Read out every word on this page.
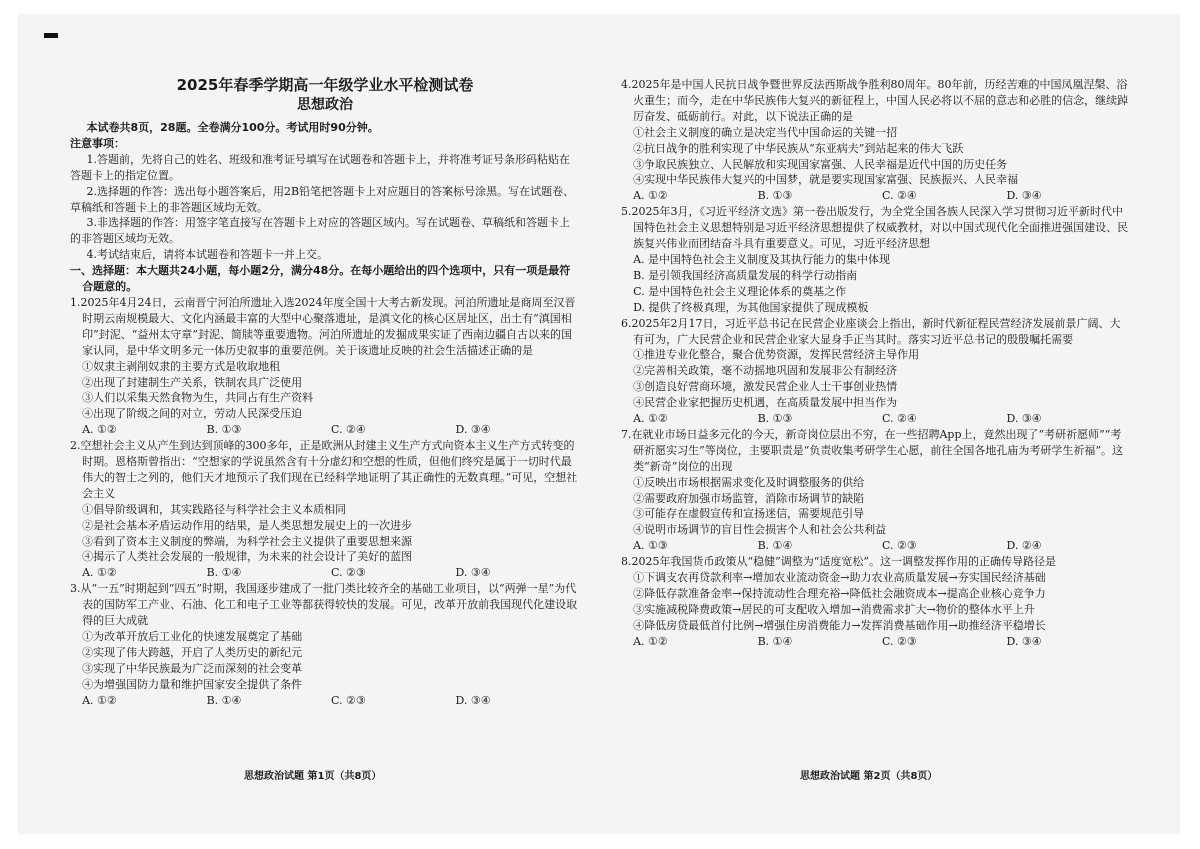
2025年春季学期高一年级学业水平检测试卷
思想政治

本试卷共8页，28题。全卷满分100分。考试用时90分钟。

注意事项：

1.答题前，先将自己的姓名、班级和准考证号填写在试题卷和答题卡上，并将准考证号条形码粘贴在答题卡上的指定位置。

2.选择题的作答：选出每小题答案后，用2B铅笔把答题卡上对应题目的答案标号涂黑。写在试题卷、草稿纸和答题卡上的非答题区域均无效。

3.非选择题的作答：用签字笔直接写在答题卡上对应的答题区域内。写在试题卷、草稿纸和答题卡上的非答题区域均无效。

4.考试结束后，请将本试题卷和答题卡一并上交。

一、选择题：本大题共24小题，每小题2分，满分48分。在每小题给出的四个选项中，只有一项是最符合题意的。

1.2025年4月24日，云南晋宁河泊所遗址入选2024年度全国十大考古新发现。河泊所遗址是商周至汉晋时期云南规模最大、文化内涵最丰富的大型中心聚落遗址，是滇文化的核心区居址区，出土有“滇国相印”封泥、“益州太守章”封泥、简牍等重要遗物。河泊所遗址的发掘成果实证了西南边疆自古以来的国家认同，是中华文明多元一体历史叙事的重要范例。关于该遗址反映的社会生活描述正确的是

①奴隶主剥削奴隶的主要方式是收取地租

②出现了封建制生产关系，铁制农具广泛使用

③人们以采集天然食物为生，共同占有生产资料

④出现了阶级之间的对立，劳动人民深受压迫

A. ①②	B. ①③	C. ②④	D. ③④

2.空想社会主义从产生到达到顶峰的300多年，正是欧洲从封建主义生产方式向资本主义生产方式转变的时期。恩格斯曾指出：“空想家的学说虽然含有十分虚幻和空想的性质，但他们终究是属于一切时代最伟大的智士之列的，他们天才地预示了我们现在已经科学地证明了其正确性的无数真理。”可见，空想社会主义

①倡导阶级调和，其实践路径与科学社会主义本质相同

②是社会基本矛盾运动作用的结果，是人类思想发展史上的一次进步

③看到了资本主义制度的弊端，为科学社会主义提供了重要思想来源

④揭示了人类社会发展的一般规律，为未来的社会设计了美好的蓝图

A. ①②	B. ①④	C. ②③	D. ③④

3.从“一五”时期起到“四五”时期，我国逐步建成了一批门类比较齐全的基础工业项目，以“两弹一星”为代表的国防军工产业、石油、化工和电子工业等都获得较快的发展。可见，改革开放前我国现代化建设取得的巨大成就

①为改革开放后工业化的快速发展奠定了基础

②实现了伟大跨越，开启了人类历史的新纪元

③实现了中华民族最为广泛而深刻的社会变革

④为增强国防力量和维护国家安全提供了条件

A. ①②	B. ①④	C. ②③	D. ③④

4.2025年是中国人民抗日战争暨世界反法西斯战争胜利80周年。80年前，历经苦难的中国凤凰涅槃、浴火重生；而今，走在中华民族伟大复兴的新征程上，中国人民必将以不屈的意志和必胜的信念，继续踔厉奋发、砥砺前行。对此，以下说法正确的是

①社会主义制度的确立是决定当代中国命运的关键一招

②抗日战争的胜利实现了中华民族从“东亚病夫”到站起来的伟大飞跃

③争取民族独立、人民解放和实现国家富强、人民幸福是近代中国的历史任务

④实现中华民族伟大复兴的中国梦，就是要实现国家富强、民族振兴、人民幸福

A. ①②	B. ①③	C. ②④	D. ③④

5.2025年3月，《习近平经济文选》第一卷出版发行，为全党全国各族人民深入学习贯彻习近平新时代中国特色社会主义思想特别是习近平经济思想提供了权威教材，对以中国式现代化全面推进强国建设、民族复兴伟业而团结奋斗具有重要意义。可见，习近平经济思想

A. 是中国特色社会主义制度及其执行能力的集中体现

B. 是引领我国经济高质量发展的科学行动指南

C. 是中国特色社会主义理论体系的奠基之作

D. 提供了终极真理，为其他国家提供了现成模板

6.2025年2月17日，习近平总书记在民营企业座谈会上指出，新时代新征程民营经济发展前景广阔、大有可为，广大民营企业和民营企业家大显身手正当其时。落实习近平总书记的殷殷嘱托需要

①推进专业化整合，聚合优势资源，发挥民营经济主导作用

②完善相关政策，毫不动摇地巩固和发展非公有制经济

③创造良好营商环境，激发民营企业人士干事创业热情

④民营企业家把握历史机遇，在高质量发展中担当作为

A. ①②	B. ①③	C. ②④	D. ③④

7.在就业市场日益多元化的今天，新奇岗位层出不穷，在一些招聘App上，竟然出现了“考研祈愿师”“考研祈愿实习生”等岗位，主要职责是“负责收集考研学生心愿，前往全国各地孔庙为考研学生祈福”。这类“新奇”岗位的出现

①反映出市场根据需求变化及时调整服务的供给

②需要政府加强市场监管，消除市场调节的缺陷

③可能存在虚假宣传和宣扬迷信，需要规范引导

④说明市场调节的盲目性会损害个人和社会公共利益

A. ①③	B. ①④	C. ②③	D. ②④

8.2025年我国货币政策从“稳健”调整为“适度宽松”。这一调整发挥作用的正确传导路径是

①下调支农再贷款利率→增加农业流动资金→助力农业高质量发展→夯实国民经济基础

②降低存款准备金率→保持流动性合理充裕→降低社会融资成本→提高企业核心竞争力

③实施减税降费政策→居民的可支配收入增加→消费需求扩大→物价的整体水平上升

④降低房贷最低首付比例→增强住房消费能力→发挥消费基础作用→助推经济平稳增长

A. ①②	B. ①④	C. ②③	D. ③④
思想政治试题 第1页（共8页）	思想政治试题 第2页（共8页）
-=-=-
▶ **PROBLEM TO WORK ON**
Copy out all lines that carry the word "草稿纸和答题卡上的非答题区域均无效".

▶ **OUTPUT BELOW**
2.选择题的作答：选出每小题答案后，用2B铅笔把答题卡上对应题目的答案标号涂黑。写在试题卷、草稿纸和答题卡上的非答题区域均无效。
3.非选择题的作答：用签字笔直接写在答题卡上对应的答题区域内。写在试题卷、草稿纸和答题卡上的非答题区域均无效。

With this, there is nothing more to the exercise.